---------- Data extract ----------

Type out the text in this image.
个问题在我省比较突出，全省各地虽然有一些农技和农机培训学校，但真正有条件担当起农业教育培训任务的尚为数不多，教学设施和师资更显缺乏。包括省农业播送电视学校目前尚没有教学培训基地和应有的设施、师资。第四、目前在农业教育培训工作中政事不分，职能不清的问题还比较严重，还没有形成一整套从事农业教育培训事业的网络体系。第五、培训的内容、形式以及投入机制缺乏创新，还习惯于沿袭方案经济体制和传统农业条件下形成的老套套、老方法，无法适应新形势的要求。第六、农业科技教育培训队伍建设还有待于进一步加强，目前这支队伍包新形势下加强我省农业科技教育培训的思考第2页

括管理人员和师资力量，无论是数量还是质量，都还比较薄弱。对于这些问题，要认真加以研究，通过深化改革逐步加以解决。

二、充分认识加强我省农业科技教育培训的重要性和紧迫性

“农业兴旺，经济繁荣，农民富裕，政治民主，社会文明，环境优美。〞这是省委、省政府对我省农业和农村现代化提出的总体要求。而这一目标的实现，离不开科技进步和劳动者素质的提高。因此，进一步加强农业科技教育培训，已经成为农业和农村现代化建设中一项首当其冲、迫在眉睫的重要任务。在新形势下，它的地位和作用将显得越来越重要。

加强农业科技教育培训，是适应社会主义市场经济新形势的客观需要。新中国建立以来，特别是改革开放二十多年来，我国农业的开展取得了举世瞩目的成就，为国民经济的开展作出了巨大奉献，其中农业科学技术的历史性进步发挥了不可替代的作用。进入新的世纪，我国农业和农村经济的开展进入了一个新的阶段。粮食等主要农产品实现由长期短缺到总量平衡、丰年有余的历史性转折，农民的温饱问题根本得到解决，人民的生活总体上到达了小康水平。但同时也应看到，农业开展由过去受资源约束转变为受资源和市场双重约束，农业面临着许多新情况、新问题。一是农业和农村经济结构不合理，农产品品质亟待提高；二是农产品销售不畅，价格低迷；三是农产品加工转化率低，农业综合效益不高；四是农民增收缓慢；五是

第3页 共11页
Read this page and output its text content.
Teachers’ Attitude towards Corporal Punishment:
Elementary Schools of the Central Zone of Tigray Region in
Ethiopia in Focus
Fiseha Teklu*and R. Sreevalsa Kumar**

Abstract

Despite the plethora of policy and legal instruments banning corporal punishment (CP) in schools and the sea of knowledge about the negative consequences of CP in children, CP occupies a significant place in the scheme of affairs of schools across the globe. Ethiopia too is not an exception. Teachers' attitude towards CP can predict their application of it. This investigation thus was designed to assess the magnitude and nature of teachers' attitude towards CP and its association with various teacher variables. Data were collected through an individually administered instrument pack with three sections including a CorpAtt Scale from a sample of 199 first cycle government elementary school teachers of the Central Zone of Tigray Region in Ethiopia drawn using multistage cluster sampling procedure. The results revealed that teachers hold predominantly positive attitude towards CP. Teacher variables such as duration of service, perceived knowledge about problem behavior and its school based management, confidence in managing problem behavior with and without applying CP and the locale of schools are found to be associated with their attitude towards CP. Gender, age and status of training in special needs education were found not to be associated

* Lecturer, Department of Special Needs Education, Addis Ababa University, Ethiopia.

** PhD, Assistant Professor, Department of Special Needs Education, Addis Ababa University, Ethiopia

----------

■ Work to complete: Write out the data again, exactly and in full.

■ Solution to this problem:
Type out the text in this image.
个问题在我省比较突出，全省各地虽然有一些农技和农机培训学校，但真正有条件担当起农业教育培训任务的尚为数不多，教学设施和师资更显缺乏。包括省农业播送电视学校目前尚没有教学培训基地和应有的设施、师资。第四、目前在农业教育培训工作中政事不分，职能不清的问题还比较严重，还没有形成一整套从事农业教育培训事业的网络体系。第五、培训的内容、形式以及投入机制缺乏创新，还习惯于沿袭方案经济体制和传统农业条件下形成的老套套、老方法，无法适应新形势的要求。第六、农业科技教育培训队伍建设还有待于进一步加强，目前这支队伍包新形势下加强我省农业科技教育培训的思考第2页

括管理人员和师资力量，无论是数量还是质量，都还比较薄弱。对于这些问题，要认真加以研究，通过深化改革逐步加以解决。

二、充分认识加强我省农业科技教育培训的重要性和紧迫性

“农业兴旺，经济繁荣，农民富裕，政治民主，社会文明，环境优美。〞这是省委、省政府对我省农业和农村现代化提出的总体要求。而这一目标的实现，离不开科技进步和劳动者素质的提高。因此，进一步加强农业科技教育培训，已经成为农业和农村现代化建设中一项首当其冲、迫在眉睫的重要任务。在新形势下，它的地位和作用将显得越来越重要。

加强农业科技教育培训，是适应社会主义市场经济新形势的客观需要。新中国建立以来，特别是改革开放二十多年来，我国农业的开展取得了举世瞩目的成就，为国民经济的开展作出了巨大奉献，其中农业科学技术的历史性进步发挥了不可替代的作用。进入新的世纪，我国农业和农村经济的开展进入了一个新的阶段。粮食等主要农产品实现由长期短缺到总量平衡、丰年有余的历史性转折，农民的温饱问题根本得到解决，人民的生活总体上到达了小康水平。但同时也应看到，农业开展由过去受资源约束转变为受资源和市场双重约束，农业面临着许多新情况、新问题。一是农业和农村经济结构不合理，农产品品质亟待提高；二是农产品销售不畅，价格低迷；三是农产品加工转化率低，农业综合效益不高；四是农民增收缓慢；五是

第3页 共11页
Read this page and output its text content.
Teachers’ Attitude towards Corporal Punishment:
Elementary Schools of the Central Zone of Tigray Region in
Ethiopia in Focus
Fiseha Teklu*and R. Sreevalsa Kumar**

Abstract

Despite the plethora of policy and legal instruments banning corporal punishment (CP) in schools and the sea of knowledge about the negative consequences of CP in children, CP occupies a significant place in the scheme of affairs of schools across the globe. Ethiopia too is not an exception. Teachers' attitude towards CP can predict their application of it. This investigation thus was designed to assess the magnitude and nature of teachers' attitude towards CP and its association with various teacher variables. Data were collected through an individually administered instrument pack with three sections including a CorpAtt Scale from a sample of 199 first cycle government elementary school teachers of the Central Zone of Tigray Region in Ethiopia drawn using multistage cluster sampling procedure. The results revealed that teachers hold predominantly positive attitude towards CP. Teacher variables such as duration of service, perceived knowledge about problem behavior and its school based management, confidence in managing problem behavior with and without applying CP and the locale of schools are found to be associated with their attitude towards CP. Gender, age and status of training in special needs education were found not to be associated

* Lecturer, Department of Special Needs Education, Addis Ababa University, Ethiopia.

** PhD, Assistant Professor, Department of Special Needs Education, Addis Ababa University, Ethiopia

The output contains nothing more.